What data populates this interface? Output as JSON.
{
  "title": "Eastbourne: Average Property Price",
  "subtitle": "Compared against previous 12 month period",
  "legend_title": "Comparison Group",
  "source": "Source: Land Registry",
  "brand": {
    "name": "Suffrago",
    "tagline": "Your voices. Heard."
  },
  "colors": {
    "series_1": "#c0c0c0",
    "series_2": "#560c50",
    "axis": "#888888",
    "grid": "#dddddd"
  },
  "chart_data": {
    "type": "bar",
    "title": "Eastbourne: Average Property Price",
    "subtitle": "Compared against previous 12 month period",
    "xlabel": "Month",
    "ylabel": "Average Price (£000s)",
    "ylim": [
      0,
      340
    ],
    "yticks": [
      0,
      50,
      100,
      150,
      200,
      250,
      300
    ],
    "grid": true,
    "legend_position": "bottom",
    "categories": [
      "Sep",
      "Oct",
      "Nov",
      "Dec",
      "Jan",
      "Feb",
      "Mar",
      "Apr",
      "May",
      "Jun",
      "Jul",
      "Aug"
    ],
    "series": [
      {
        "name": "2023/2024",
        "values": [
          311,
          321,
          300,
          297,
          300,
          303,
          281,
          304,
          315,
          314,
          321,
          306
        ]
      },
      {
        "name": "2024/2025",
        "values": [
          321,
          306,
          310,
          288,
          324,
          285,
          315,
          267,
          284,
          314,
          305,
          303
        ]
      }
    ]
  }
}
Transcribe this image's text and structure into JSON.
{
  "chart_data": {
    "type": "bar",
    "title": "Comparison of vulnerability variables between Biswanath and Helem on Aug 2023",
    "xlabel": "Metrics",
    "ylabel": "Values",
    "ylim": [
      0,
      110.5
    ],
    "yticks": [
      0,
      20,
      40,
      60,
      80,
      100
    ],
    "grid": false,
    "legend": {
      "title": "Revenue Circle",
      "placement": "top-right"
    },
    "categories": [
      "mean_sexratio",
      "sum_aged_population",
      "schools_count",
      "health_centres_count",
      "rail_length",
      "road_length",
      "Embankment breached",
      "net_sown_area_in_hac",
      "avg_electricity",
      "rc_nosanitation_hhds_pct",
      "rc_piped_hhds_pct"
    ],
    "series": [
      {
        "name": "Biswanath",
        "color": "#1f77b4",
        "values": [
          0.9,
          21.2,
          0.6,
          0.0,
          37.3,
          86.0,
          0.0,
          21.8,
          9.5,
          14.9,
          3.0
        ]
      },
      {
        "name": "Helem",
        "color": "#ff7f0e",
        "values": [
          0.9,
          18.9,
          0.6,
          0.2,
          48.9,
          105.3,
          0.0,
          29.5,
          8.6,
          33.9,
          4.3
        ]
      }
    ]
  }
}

++++

◆ Stated goal ◆
Please copy out each record, character for character.

◆ Problem solution ◆
What data populates this interface? Output as JSON.
{
  "title": "Eastbourne: Average Property Price",
  "subtitle": "Compared against previous 12 month period",
  "legend_title": "Comparison Group",
  "source": "Source: Land Registry",
  "brand": {
    "name": "Suffrago",
    "tagline": "Your voices. Heard."
  },
  "colors": {
    "series_1": "#c0c0c0",
    "series_2": "#560c50",
    "axis": "#888888",
    "grid": "#dddddd"
  },
  "chart_data": {
    "type": "bar",
    "title": "Eastbourne: Average Property Price",
    "subtitle": "Compared against previous 12 month period",
    "xlabel": "Month",
    "ylabel": "Average Price (£000s)",
    "ylim": [
      0,
      340
    ],
    "yticks": [
      0,
      50,
      100,
      150,
      200,
      250,
      300
    ],
    "grid": true,
    "legend_position": "bottom",
    "categories": [
      "Sep",
      "Oct",
      "Nov",
      "Dec",
      "Jan",
      "Feb",
      "Mar",
      "Apr",
      "May",
      "Jun",
      "Jul",
      "Aug"
    ],
    "series": [
      {
        "name": "2023/2024",
        "values": [
          311,
          321,
          300,
          297,
          300,
          303,
          281,
          304,
          315,
          314,
          321,
          306
        ]
      },
      {
        "name": "2024/2025",
        "values": [
          321,
          306,
          310,
          288,
          324,
          285,
          315,
          267,
          284,
          314,
          305,
          303
        ]
      }
    ]
  }
}
Transcribe this image's text and structure into JSON.
{
  "chart_data": {
    "type": "bar",
    "title": "Comparison of vulnerability variables between Biswanath and Helem on Aug 2023",
    "xlabel": "Metrics",
    "ylabel": "Values",
    "ylim": [
      0,
      110.5
    ],
    "yticks": [
      0,
      20,
      40,
      60,
      80,
      100
    ],
    "grid": false,
    "legend": {
      "title": "Revenue Circle",
      "placement": "top-right"
    },
    "categories": [
      "mean_sexratio",
      "sum_aged_population",
      "schools_count",
      "health_centres_count",
      "rail_length",
      "road_length",
      "Embankment breached",
      "net_sown_area_in_hac",
      "avg_electricity",
      "rc_nosanitation_hhds_pct",
      "rc_piped_hhds_pct"
    ],
    "series": [
      {
        "name": "Biswanath",
        "color": "#1f77b4",
        "values": [
          0.9,
          21.2,
          0.6,
          0.0,
          37.3,
          86.0,
          0.0,
          21.8,
          9.5,
          14.9,
          3.0
        ]
      },
      {
        "name": "Helem",
        "color": "#ff7f0e",
        "values": [
          0.9,
          18.9,
          0.6,
          0.2,
          48.9,
          105.3,
          0.0,
          29.5,
          8.6,
          33.9,
          4.3
        ]
      }
    ]
  }
}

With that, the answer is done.